## Required task
In the listing that follows, how many lines contain "Lesion"? Give the number only.
# # #
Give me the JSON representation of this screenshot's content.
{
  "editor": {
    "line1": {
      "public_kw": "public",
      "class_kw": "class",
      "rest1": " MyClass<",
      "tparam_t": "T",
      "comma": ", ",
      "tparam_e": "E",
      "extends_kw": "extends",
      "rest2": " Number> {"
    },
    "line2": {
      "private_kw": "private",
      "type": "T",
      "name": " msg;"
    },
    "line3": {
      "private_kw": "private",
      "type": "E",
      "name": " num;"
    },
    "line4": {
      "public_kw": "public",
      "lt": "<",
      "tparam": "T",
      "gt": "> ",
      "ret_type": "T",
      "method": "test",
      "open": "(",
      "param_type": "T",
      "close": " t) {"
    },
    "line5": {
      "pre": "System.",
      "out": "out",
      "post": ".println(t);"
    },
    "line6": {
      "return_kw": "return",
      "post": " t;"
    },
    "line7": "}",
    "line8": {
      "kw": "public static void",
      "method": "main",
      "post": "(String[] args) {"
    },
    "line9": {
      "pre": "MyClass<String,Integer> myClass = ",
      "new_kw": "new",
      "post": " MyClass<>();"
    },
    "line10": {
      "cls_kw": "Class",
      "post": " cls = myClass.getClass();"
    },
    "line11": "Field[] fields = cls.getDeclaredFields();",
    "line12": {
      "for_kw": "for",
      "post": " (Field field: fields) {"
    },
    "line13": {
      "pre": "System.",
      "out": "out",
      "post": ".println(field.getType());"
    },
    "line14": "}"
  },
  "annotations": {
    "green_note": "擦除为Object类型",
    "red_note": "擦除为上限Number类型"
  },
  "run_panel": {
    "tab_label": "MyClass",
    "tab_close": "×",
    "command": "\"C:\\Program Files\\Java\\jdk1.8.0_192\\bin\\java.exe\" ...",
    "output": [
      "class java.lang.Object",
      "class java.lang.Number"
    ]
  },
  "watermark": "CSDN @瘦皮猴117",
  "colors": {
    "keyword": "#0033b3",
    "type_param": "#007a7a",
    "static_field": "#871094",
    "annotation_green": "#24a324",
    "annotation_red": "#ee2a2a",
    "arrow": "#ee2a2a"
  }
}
# # #
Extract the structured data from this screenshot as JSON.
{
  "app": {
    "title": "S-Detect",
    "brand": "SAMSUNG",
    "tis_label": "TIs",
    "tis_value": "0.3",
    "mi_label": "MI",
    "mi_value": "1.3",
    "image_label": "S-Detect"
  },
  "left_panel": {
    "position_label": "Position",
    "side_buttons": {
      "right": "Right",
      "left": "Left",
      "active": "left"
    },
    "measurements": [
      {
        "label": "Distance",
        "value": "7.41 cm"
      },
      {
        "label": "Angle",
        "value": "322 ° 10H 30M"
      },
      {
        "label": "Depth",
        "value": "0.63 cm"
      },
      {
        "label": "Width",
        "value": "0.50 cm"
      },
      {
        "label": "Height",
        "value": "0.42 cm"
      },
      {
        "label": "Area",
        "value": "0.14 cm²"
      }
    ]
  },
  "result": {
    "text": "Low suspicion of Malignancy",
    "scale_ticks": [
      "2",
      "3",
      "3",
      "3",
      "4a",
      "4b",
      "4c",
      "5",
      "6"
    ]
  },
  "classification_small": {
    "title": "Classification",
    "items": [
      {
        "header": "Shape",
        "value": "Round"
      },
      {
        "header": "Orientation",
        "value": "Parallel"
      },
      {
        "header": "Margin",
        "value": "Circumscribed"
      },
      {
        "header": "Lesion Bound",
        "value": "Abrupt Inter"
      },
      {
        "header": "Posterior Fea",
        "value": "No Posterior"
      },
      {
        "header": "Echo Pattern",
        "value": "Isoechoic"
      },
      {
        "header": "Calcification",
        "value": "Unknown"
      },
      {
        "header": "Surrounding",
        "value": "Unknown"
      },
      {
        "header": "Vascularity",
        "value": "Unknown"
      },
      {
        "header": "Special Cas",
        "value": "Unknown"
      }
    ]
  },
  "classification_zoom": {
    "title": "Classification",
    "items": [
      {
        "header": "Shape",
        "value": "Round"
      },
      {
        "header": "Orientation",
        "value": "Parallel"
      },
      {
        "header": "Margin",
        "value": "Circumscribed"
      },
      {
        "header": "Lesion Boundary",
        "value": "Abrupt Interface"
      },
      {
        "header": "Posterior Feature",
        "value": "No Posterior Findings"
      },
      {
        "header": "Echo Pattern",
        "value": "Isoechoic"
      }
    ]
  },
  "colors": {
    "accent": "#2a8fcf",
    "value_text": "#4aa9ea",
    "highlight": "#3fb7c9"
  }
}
# # #
## Expected answer
2